- DATA EXCERPTS
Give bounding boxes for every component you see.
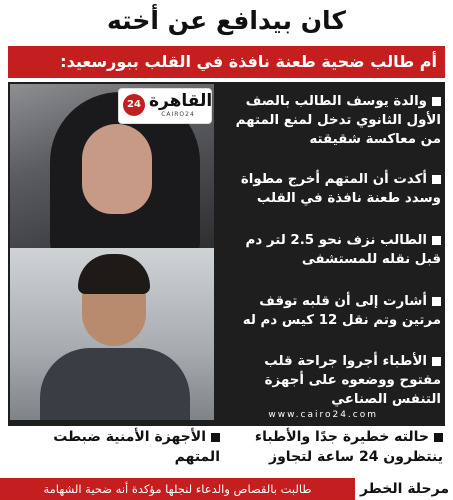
bullet-item [231, 231, 441, 269]
footer-right-note [221, 427, 443, 467]
bullet-text: الطالب نزف نحو 2.5 لتر دم قبل نقله للمستشفى [245, 233, 441, 267]
square-bullet-icon [211, 433, 220, 442]
square-bullet-icon [432, 97, 441, 106]
cairo24-logo [118, 88, 212, 124]
bullet-item [231, 292, 441, 330]
logo-badge: 24 [123, 94, 145, 116]
logo-sub: CAIRO24 [161, 111, 195, 118]
shirt-shape [40, 348, 190, 420]
subheadline-bar: أم طالب ضحية طعنة نافذة في القلب ببورسعيد: [8, 46, 445, 78]
square-bullet-icon [432, 357, 441, 366]
bullet-text: أكدت أن المتهم أخرج مطواة وسدد طعنة نافذة في القلب [240, 172, 441, 206]
square-bullet-icon [434, 433, 443, 442]
student-photo [10, 248, 214, 420]
square-bullet-icon [432, 175, 441, 184]
website-url: www.cairo24.com [268, 410, 378, 420]
square-bullet-icon [432, 297, 441, 306]
bullet-item [231, 352, 441, 409]
footer-left-note [20, 427, 220, 467]
bullet-text: والدة يوسف الطالب بالصف الأول الثانوي تدخل لمنع المتهم من معاكسة شقيقته [235, 94, 441, 147]
ticker-text: طالبت بالقصاص والدعاء لنجلها مؤكدة أنه ضحية الشهامة [0, 478, 355, 500]
headline: كان بيدافع عن أخته [107, 6, 346, 35]
logo-name: القاهرة [149, 91, 213, 111]
bullet-text: أشارت إلى أن قلبه توقف مرتين وتم نقل 12 كيس دم له [242, 294, 441, 328]
face-shape [82, 124, 152, 214]
news-ticker [0, 478, 453, 500]
footer-left-text: الأجهزة الأمنية ضبطت المتهم [53, 429, 220, 465]
bullet-text: الأطباء أجروا جراحة قلب مفتوح ووضعوه على أجهزة التنفس الصناعي [264, 354, 441, 407]
bullet-item [231, 92, 441, 149]
hair-shape [78, 254, 150, 294]
bullet-item [231, 170, 441, 208]
footer-right-text: حالته خطيرة جدًا والأطباء ينتظرون 24 ساعة لتجاوز [254, 429, 443, 465]
ticker-label: مرحلة الخطر [359, 481, 449, 497]
square-bullet-icon [432, 236, 441, 245]
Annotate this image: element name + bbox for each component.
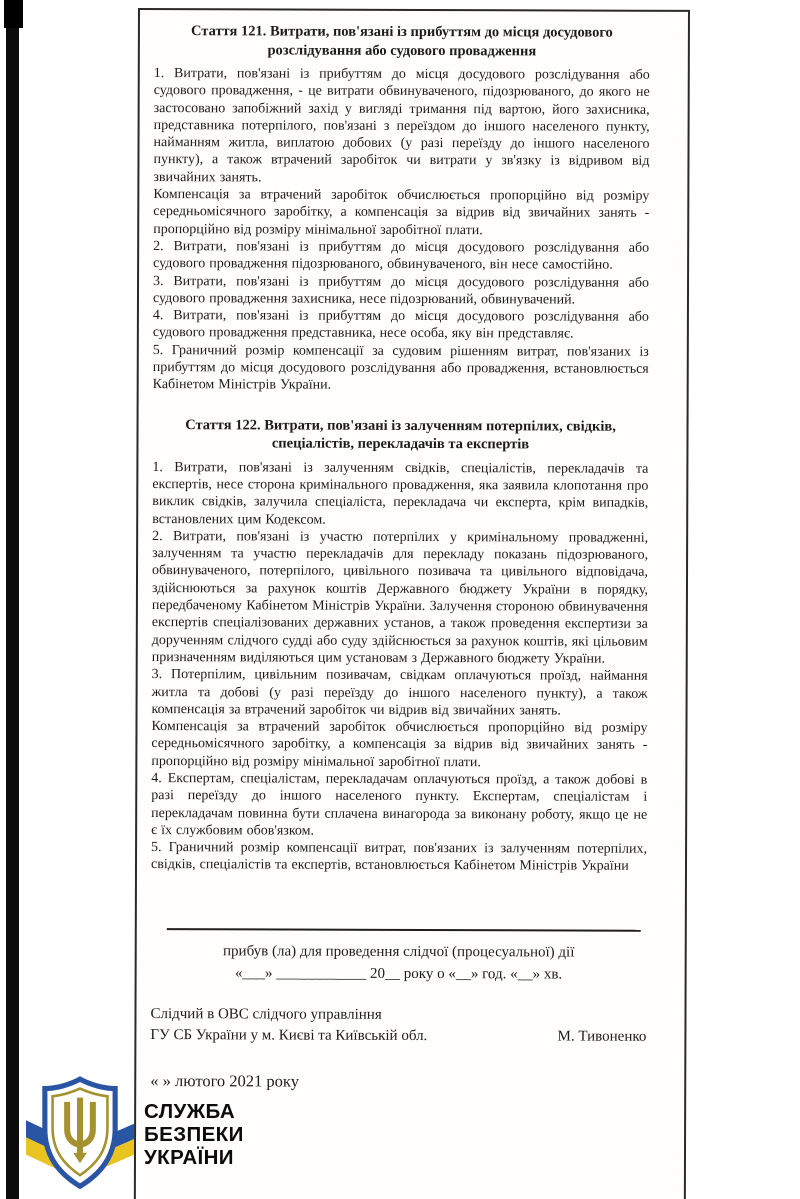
signer-name: М. Тивоненко bbox=[557, 1028, 647, 1045]
sbu-org-line: БЕЗПЕКИ bbox=[144, 1122, 244, 1146]
signed-date: « » лютого 2021 року bbox=[150, 1071, 300, 1091]
article-122-paragraph: 4. Експертам, спеціалістам, перекладачам оплачуються проїзд, а також добові в разі переїзду до іншого населеного пункту. Експертам, спеціалістам і перекладачам повинна бути сплачена винагорода за виконану роботу, якщо це не є їх службовим обов'язком. bbox=[151, 771, 648, 839]
blank-date-line: «___» ____________ 20__ року о «__» год. «__» хв. bbox=[235, 965, 563, 983]
article-121-paragraph: 4. Витрати, пов'язані із прибуттям до місця досудового розслідування або судового провадження представника, несе особа, яку він представляє. bbox=[152, 308, 649, 342]
article-122-paragraph: 3. Потерпілим, цивільним позивачам, свідкам оплачуються проїзд, наймання житла та добові (у разі переїзду до іншого населеного пункту), а також компенсація за втрачений заробіток чи відрив від звичайних занять. bbox=[151, 667, 648, 719]
article-122-paragraph: 2. Витрати, пов'язані із участю потерпілих у кримінальному провадженні, залученням та участю перекладачів для перекладу показань підозрюваного, обвинуваченого, потерпілого, цивільного позивача та цивільного відповідача, здійснюються за рахунок коштів Державного бюджету України в порядку, передбаченому Кабінетом Міністрів України. Залучення стороною обвинувачення експертів спеціалізованих державних установ, а також проведення експертизи за дорученням слідчого судді або суду здійснюється за рахунок коштів, які цільовим призначенням виділяються цим установам з Державного бюджету України. bbox=[151, 528, 649, 667]
article-121-paragraph: Компенсація за втрачений заробіток обчислюється пропорційно від розміру середньомісячного заробітку, а компенсація за відрив від звичайних занять - пропорційно від розміру мінімальної заробітної плати. bbox=[153, 187, 650, 238]
sbu-org-line: УКРАЇНИ bbox=[144, 1145, 234, 1169]
investigator-title-line: Слідчий в ОВС слідчого управління bbox=[150, 1006, 382, 1023]
scan-edge-artifact bbox=[6, 0, 19, 1199]
article-122-paragraph: 5. Граничний розмір компенсації витрат, пов'язаних із залученням потерпілих, свідків, спеціалістів та експертів, встановлюється Кабінетом Міністрів України bbox=[150, 840, 648, 875]
sbu-emblem-icon bbox=[24, 1074, 136, 1194]
article-121-title: Стаття 121. Витрати, пов'язані із прибуттям до місця досудового розслідування або судового провадження bbox=[190, 23, 613, 59]
arrival-statement: прибув (ла) для проведення слідчої (процесуальної) дії bbox=[223, 943, 575, 961]
article-121-paragraph: 2. Витрати, пов'язані із прибуттям до місця досудового розслідування або судового провадження підозрюваного, обвинуваченого, він несе самостійно. bbox=[153, 239, 650, 273]
article-122-title: Стаття 122. Витрати, пов'язані із залученням потерпілих, свідків, спеціалістів, перекладачів та експертів bbox=[185, 416, 616, 453]
sbu-org-line: СЛУЖБА bbox=[144, 1099, 236, 1123]
scan-corner-artifact bbox=[4, 0, 23, 28]
article-121-paragraph: 3. Витрати, пов'язані із прибуттям до місця досудового розслідування або судового провадження захисника, несе підозрюваний, обвинувачений. bbox=[152, 273, 650, 308]
sbu-watermark bbox=[24, 1074, 244, 1194]
article-121-paragraph: 5. Граничний розмір компенсації за судовим рішенням витрат, пов'язаних із прибуттям до місця досудового розслідування або провадження, встановлюється Кабінетом Міністрів України. bbox=[152, 342, 649, 394]
article-122-paragraph: Компенсація за втрачений заробіток обчислюється пропорційно від розміру середньомісячного заробітку, а компенсація за відрив від звичайних занять - пропорційно від розміру мінімальної заробітної плати. bbox=[151, 719, 648, 770]
protocol-footer bbox=[150, 928, 647, 1093]
sbu-org-name bbox=[144, 1100, 244, 1169]
document-frame bbox=[134, 8, 690, 1199]
investigator-unit-line: ГУ СБ України у м. Києві та Київській обл. bbox=[150, 1027, 428, 1045]
article-122-paragraph: 1. Витрати, пов'язані із залученням свідків, спеціалістів, перекладачів та експертів, несе сторона кримінального провадження, яка заявила клопотання про виклик свідків, залучила спеціаліста, перекладача чи експерта, крім випадків, встановлених цим Кодексом. bbox=[152, 459, 649, 528]
footer-separator-line bbox=[167, 928, 641, 932]
article-121-paragraph: 1. Витрати, пов'язані із прибуттям до місця досудового розслідування або судового провадження, - це витрати обвинуваченого, підозрюваного, до якого не застосовано запобіжний захід у вигляді тримання під вартою, його захисника, представника потерпілого, пов'язані з переїздом до іншого населеного пункту, найманням житла, виплатою добових (у разі переїзду до іншого населеного пункту), а також втрачений заробіток чи витрати у зв'язку із відривом від звичайних занять. bbox=[153, 66, 650, 186]
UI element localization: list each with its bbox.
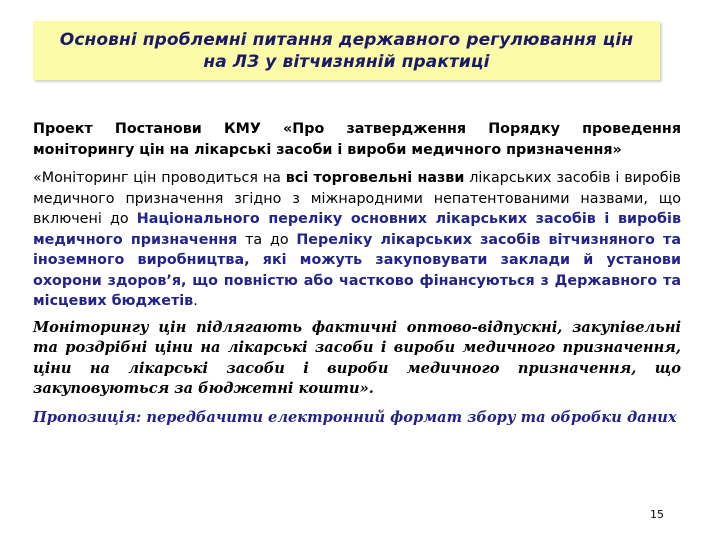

- TASK GOAL
Format every line of the data above as a Markdown table with two columns, "Row" for the row number and "Text" for the line, skipping blank lines and leaving out the pictures.

- FULL RESPONSE
| Row | Text |
|---|---|
| 1 | Give bounding boxes for every component you see. |
| 2 | bullet-item [231, 231, 441, 269] |
| 3 | footer-right-note [221, 427, 443, 467] |
| 4 | bullet-text: الطالب نزف نحو 2.5 لتر دم قبل نقله للمستشفى [245, 233, 441, 267] |
| 5 | square-bullet-icon [211, 433, 220, 442] |
| 6 | square-bullet-icon [432, 97, 441, 106] |
| 7 | cairo24-logo [118, 88, 212, 124] |
| 8 | bullet-item [231, 292, 441, 330] |
| 9 | logo-badge: 24 [123, 94, 145, 116] |
| 10 | logo-sub: CAIRO24 [161, 111, 195, 118] |
| 11 | shirt-shape [40, 348, 190, 420] |
| 12 | subheadline-bar: أم طالب ضحية طعنة نافذة في القلب ببورسعيد: [8, 46, 445, 78] |
| 13 | square-bullet-icon [432, 357, 441, 366] |
| 14 | bullet-text: أكدت أن المتهم أخرج مطواة وسدد طعنة نافذة في القلب [240, 172, 441, 206] |
| 15 | square-bullet-icon [434, 433, 443, 442] |
| 16 | student-photo [10, 248, 214, 420] |
| 17 | square-bullet-icon [432, 175, 441, 184] |
| 18 | website-url: www.cairo24.com [268, 410, 378, 420] |
| 19 | square-bullet-icon [432, 297, 441, 306] |
| 20 | bullet-item [231, 352, 441, 409] |
| 21 | footer-left-note [20, 427, 220, 467] |
| 22 | bullet-text: والدة يوسف الطالب بالصف الأول الثانوي تدخل لمنع المتهم من معاكسة شقيقته [235, 94, 441, 147] |
| 23 | ticker-text: طالبت بالقصاص والدعاء لنجلها مؤكدة أنه ضحية الشهامة [0, 478, 355, 500] |
| 24 | headline: كان بيدافع عن أخته [107, 6, 346, 35] |
| 25 | logo-name: القاهرة [149, 91, 213, 111] |
| 26 | bullet-text: أشارت إلى أن قلبه توقف مرتين وتم نقل 12 كيس دم له [242, 294, 441, 328] |
| 27 | face-shape [82, 124, 152, 214] |
| 28 | news-ticker [0, 478, 453, 500] |
| 29 | footer-left-text: الأجهزة الأمنية ضبطت المتهم [53, 429, 220, 465] |
| 30 | bullet-text: الأطباء أجروا جراحة قلب مفتوح ووضعوه على أجهزة التنفس الصناعي [264, 354, 441, 407] |
| 31 | bullet-item [231, 92, 441, 149] |
| 32 | hair-shape [78, 254, 150, 294] |
| 33 | bullet-item [231, 170, 441, 208] |
| 34 | footer-right-text: حالته خطيرة جدًا والأطباء ينتظرون 24 ساعة لتجاوز [254, 429, 443, 465] |
| 35 | ticker-label: مرحلة الخطر [359, 481, 449, 497] |
| 36 | square-bullet-icon [432, 236, 441, 245] |
| 37 | Annotate this image: element name + bbox for each component. |
| 38 | signer-name: М. Тивоненко bbox=[557, 1028, 647, 1045] |
| 39 | sbu-org-line: БЕЗПЕКИ bbox=[144, 1122, 244, 1146] |
| 40 | signed-date: « » лютого 2021 року bbox=[150, 1071, 300, 1091] |
| 41 | article-122-paragraph: 4. Експертам, спеціалістам, перекладачам оплачуються проїзд, а також добові в разі переїзду до іншого населеного пункту. Експертам, спеціалістам і перекладачам повинна бути сплачена винагорода за виконану роботу, якщо це не є їх службовим обов'язком. bbox=[151, 771, 648, 839] |
| 42 | blank-date-line: «___» ____________ 20__ року о «__» год. «__» хв. bbox=[235, 965, 563, 983] |
| 43 | article-121-paragraph: 4. Витрати, пов'язані із прибуттям до місця досудового розслідування або судового провадження представника, несе особа, яку він представляє. bbox=[152, 308, 649, 342] |
| 44 | article-122-paragraph: 3. Потерпілим, цивільним позивачам, свідкам оплачуються проїзд, наймання житла та добові (у разі переїзду до іншого населеного пункту), а також компенсація за втрачений заробіток чи відрив від звичайних занять. bbox=[151, 667, 648, 719] |
| 45 | article-122-paragraph: 2. Витрати, пов'язані із участю потерпілих у кримінальному провадженні, залученням та участю перекладачів для перекладу показань підозрюваного, обвинуваченого, потерпілого, цивільного позивача та цивільного відповідача, здійснюються за рахунок коштів Державного бюджету України в порядку, передбаченому Кабінетом Міністрів України. Залучення стороною обвинувачення експертів спеціалізованих державних установ, а також проведення експертизи за дорученням слідчого судді або суду здійснюється за рахунок коштів, які цільовим призначенням виділяються цим установам з Державного бюджету України. bbox=[151, 528, 649, 667] |
| 46 | article-121-paragraph: Компенсація за втрачений заробіток обчислюється пропорційно від розміру середньомісячного заробітку, а компенсація за відрив від звичайних занять - пропорційно від розміру мінімальної заробітної плати. bbox=[153, 187, 650, 238] |
| 47 | sbu-org-line: УКРАЇНИ bbox=[144, 1145, 234, 1169] |
| 48 | investigator-title-line: Слідчий в ОВС слідчого управління bbox=[150, 1006, 382, 1023] |
| 49 | scan-edge-artifact bbox=[6, 0, 19, 1199] |
| 50 | article-122-paragraph: 5. Граничний розмір компенсації витрат, пов'язаних із залученням потерпілих, свідків, спеціалістів та експертів, встановлюється Кабінетом Міністрів України bbox=[150, 840, 648, 875] |
| 51 | sbu-emblem-icon bbox=[24, 1074, 136, 1194] |
| 52 | article-121-title: Стаття 121. Витрати, пов'язані із прибуттям до місця досудового розслідування або судового провадження bbox=[190, 23, 613, 59] |
| 53 | arrival-statement: прибув (ла) для проведення слідчої (процесуальної) дії bbox=[223, 943, 575, 961] |
| 54 | article-121-paragraph: 2. Витрати, пов'язані із прибуттям до місця досудового розслідування або судового провадження підозрюваного, обвинуваченого, він несе самостійно. bbox=[153, 239, 650, 273] |
| 55 | article-122-title: Стаття 122. Витрати, пов'язані із залученням потерпілих, свідків, спеціалістів, перекладачів та експертів bbox=[185, 416, 616, 453] |
| 56 | sbu-org-line: СЛУЖБА bbox=[144, 1099, 236, 1123] |
| 57 | scan-corner-artifact bbox=[4, 0, 23, 28] |
| 58 | article-121-paragraph: 3. Витрати, пов'язані із прибуттям до місця досудового розслідування або судового провадження захисника, несе підозрюваний, обвинувачений. bbox=[152, 273, 650, 308] |
| 59 | sbu-watermark bbox=[24, 1074, 244, 1194] |
| 60 | article-121-paragraph: 5. Граничний розмір компенсації за судовим рішенням витрат, пов'язаних із прибуттям до місця досудового розслідування або провадження, встановлюється Кабінетом Міністрів України. bbox=[152, 342, 649, 394] |
| 61 | article-122-paragraph: Компенсація за втрачений заробіток обчислюється пропорційно від розміру середньомісячного заробітку, а компенсація за відрив від звичайних занять - пропорційно від розміру мінімальної заробітної плати. bbox=[151, 719, 648, 770] |
| 62 | protocol-footer bbox=[150, 928, 647, 1093] |
| 63 | sbu-org-name bbox=[144, 1100, 244, 1169] |
| 64 | document-frame bbox=[134, 8, 690, 1199] |
| 65 | investigator-unit-line: ГУ СБ України у м. Києві та Київській обл. bbox=[150, 1027, 428, 1045] |
| 66 | article-122-paragraph: 1. Витрати, пов'язані із залученням свідків, спеціалістів, перекладачів та експертів, несе сторона кримінального провадження, яка заявила клопотання про виклик свідків, залучила спеціаліста, перекладача чи експерта, крім випадків, встановлених цим Кодексом. bbox=[152, 459, 649, 528] |
| 67 | footer-separator-line bbox=[167, 928, 641, 932] |
| 68 | article-121-paragraph: 1. Витрати, пов'язані із прибуттям до місця досудового розслідування або судового провадження, - це витрати обвинуваченого, підозрюваного, до якого не застосовано запобіжний захід у вигляді тримання під вартою, його захисника, представника потерпілого, пов'язані з переїздом до іншого населеного пункту, найманням житла, виплатою добових (у разі переїзду до іншого населеного пункту), а також втрачений заробіток чи витрати у зв'язку із відривом від звичайних занять. bbox=[153, 66, 650, 186] |
| 69 | UI element localization: list each with its bbox. |